:: PROVIDED DATA ::

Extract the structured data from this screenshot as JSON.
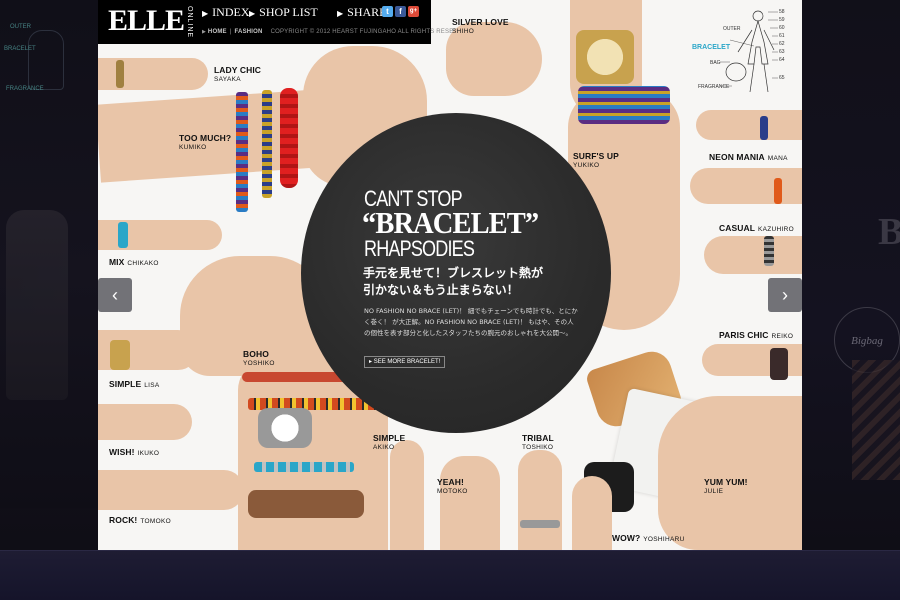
{
  "header": {
    "logo": "ELLE",
    "logo_sub": "ONLINE",
    "nav_index": "INDEX",
    "nav_shop": "SHOP LIST",
    "nav_share": "SHARE",
    "share_buttons": {
      "twitter": "t",
      "facebook": "f",
      "google": "g+"
    },
    "breadcrumb_home": "HOME",
    "breadcrumb_fashion": "FASHION",
    "copyright": "COPYRIGHT © 2012 HEARST FUJINGAHO ALL RIGHTS RESERVED."
  },
  "feature": {
    "headline_1": "CAN'T STOP",
    "headline_2": "“BRACELET”",
    "headline_3": "RHAPSODIES",
    "subhead_jp": "手元を見せて！ブレスレット熱が引かない＆もう止まらない！",
    "body_jp": "NO FASHION NO BRACE (LET)！ 細でもチェーンでも時計でも、とにかく巻く！ が大正解。NO FASHION NO BRACE (LET)！ もはや、その人の個性を表す部分と化したスタッフたちの腕元のおしゃれを大公開〜。",
    "see_more": "SEE MORE BRACELET!"
  },
  "fashion_index": {
    "active": "BRACELET",
    "items": [
      "OUTER",
      "BAG",
      "FRAGRANCE"
    ],
    "numbers": [
      "58",
      "59",
      "60",
      "61",
      "62",
      "63",
      "64",
      "65"
    ]
  },
  "side_left_ghost": {
    "outer": "OUTER",
    "bracelet": "BRACELET",
    "fragrance": "FRAGRANCE"
  },
  "side_right_ghost": {
    "letter": "B",
    "bigbag": "Bigbag"
  },
  "labels": [
    {
      "id": "lady-chic",
      "name": "LADY CHIC",
      "who": "SAYAKA"
    },
    {
      "id": "too-much",
      "name": "TOO MUCH?",
      "who": "KUMIKO"
    },
    {
      "id": "mix",
      "name": "MIX",
      "who": "CHIKAKO"
    },
    {
      "id": "boho",
      "name": "BOHO",
      "who": "YOSHIKO"
    },
    {
      "id": "simple-lisa",
      "name": "SIMPLE",
      "who": "LISA"
    },
    {
      "id": "wish",
      "name": "WISH!",
      "who": "IKUKO"
    },
    {
      "id": "rock",
      "name": "ROCK!",
      "who": "TOMOKO"
    },
    {
      "id": "silver-love",
      "name": "SILVER LOVE",
      "who": "SHIHO"
    },
    {
      "id": "surfs-up",
      "name": "SURF'S UP",
      "who": "YUKIKO"
    },
    {
      "id": "neon-mania",
      "name": "NEON MANIA",
      "who": "MANA"
    },
    {
      "id": "casual",
      "name": "CASUAL",
      "who": "KAZUHIRO"
    },
    {
      "id": "paris-chic",
      "name": "PARIS CHIC",
      "who": "REIKO"
    },
    {
      "id": "simple-akiko",
      "name": "SIMPLE",
      "who": "AKIKO"
    },
    {
      "id": "yeah",
      "name": "YEAH!",
      "who": "MOTOKO"
    },
    {
      "id": "tribal",
      "name": "TRIBAL",
      "who": "TOSHIKO"
    },
    {
      "id": "yum-yum",
      "name": "YUM YUM!",
      "who": "JULIE"
    },
    {
      "id": "wow",
      "name": "WOW?",
      "who": "YOSHIHARU"
    }
  ],
  "arrows": {
    "prev": "‹",
    "next": "›"
  },
  "colors": {
    "page_bg": "#f7f6f4",
    "circle": "#2b2b2b",
    "accent_index": "#2aa6c8",
    "header_bg": "#000000"
  }
}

:::

Write out all the entries word for word, but skip any images.

Extract the structured data from this screenshot as JSON.
{
  "header": {
    "logo": "ELLE",
    "logo_sub": "ONLINE",
    "nav_index": "INDEX",
    "nav_shop": "SHOP LIST",
    "nav_share": "SHARE",
    "share_buttons": {
      "twitter": "t",
      "facebook": "f",
      "google": "g+"
    },
    "breadcrumb_home": "HOME",
    "breadcrumb_fashion": "FASHION",
    "copyright": "COPYRIGHT © 2012 HEARST FUJINGAHO ALL RIGHTS RESERVED."
  },
  "feature": {
    "headline_1": "CAN'T STOP",
    "headline_2": "“BRACELET”",
    "headline_3": "RHAPSODIES",
    "subhead_jp": "手元を見せて！ブレスレット熱が引かない＆もう止まらない！",
    "body_jp": "NO FASHION NO BRACE (LET)！ 細でもチェーンでも時計でも、とにかく巻く！ が大正解。NO FASHION NO BRACE (LET)！ もはや、その人の個性を表す部分と化したスタッフたちの腕元のおしゃれを大公開〜。",
    "see_more": "SEE MORE BRACELET!"
  },
  "fashion_index": {
    "active": "BRACELET",
    "items": [
      "OUTER",
      "BAG",
      "FRAGRANCE"
    ],
    "numbers": [
      "58",
      "59",
      "60",
      "61",
      "62",
      "63",
      "64",
      "65"
    ]
  },
  "side_left_ghost": {
    "outer": "OUTER",
    "bracelet": "BRACELET",
    "fragrance": "FRAGRANCE"
  },
  "side_right_ghost": {
    "letter": "B",
    "bigbag": "Bigbag"
  },
  "labels": [
    {
      "id": "lady-chic",
      "name": "LADY CHIC",
      "who": "SAYAKA"
    },
    {
      "id": "too-much",
      "name": "TOO MUCH?",
      "who": "KUMIKO"
    },
    {
      "id": "mix",
      "name": "MIX",
      "who": "CHIKAKO"
    },
    {
      "id": "boho",
      "name": "BOHO",
      "who": "YOSHIKO"
    },
    {
      "id": "simple-lisa",
      "name": "SIMPLE",
      "who": "LISA"
    },
    {
      "id": "wish",
      "name": "WISH!",
      "who": "IKUKO"
    },
    {
      "id": "rock",
      "name": "ROCK!",
      "who": "TOMOKO"
    },
    {
      "id": "silver-love",
      "name": "SILVER LOVE",
      "who": "SHIHO"
    },
    {
      "id": "surfs-up",
      "name": "SURF'S UP",
      "who": "YUKIKO"
    },
    {
      "id": "neon-mania",
      "name": "NEON MANIA",
      "who": "MANA"
    },
    {
      "id": "casual",
      "name": "CASUAL",
      "who": "KAZUHIRO"
    },
    {
      "id": "paris-chic",
      "name": "PARIS CHIC",
      "who": "REIKO"
    },
    {
      "id": "simple-akiko",
      "name": "SIMPLE",
      "who": "AKIKO"
    },
    {
      "id": "yeah",
      "name": "YEAH!",
      "who": "MOTOKO"
    },
    {
      "id": "tribal",
      "name": "TRIBAL",
      "who": "TOSHIKO"
    },
    {
      "id": "yum-yum",
      "name": "YUM YUM!",
      "who": "JULIE"
    },
    {
      "id": "wow",
      "name": "WOW?",
      "who": "YOSHIHARU"
    }
  ],
  "arrows": {
    "prev": "‹",
    "next": "›"
  },
  "colors": {
    "page_bg": "#f7f6f4",
    "circle": "#2b2b2b",
    "accent_index": "#2aa6c8",
    "header_bg": "#000000"
  }
}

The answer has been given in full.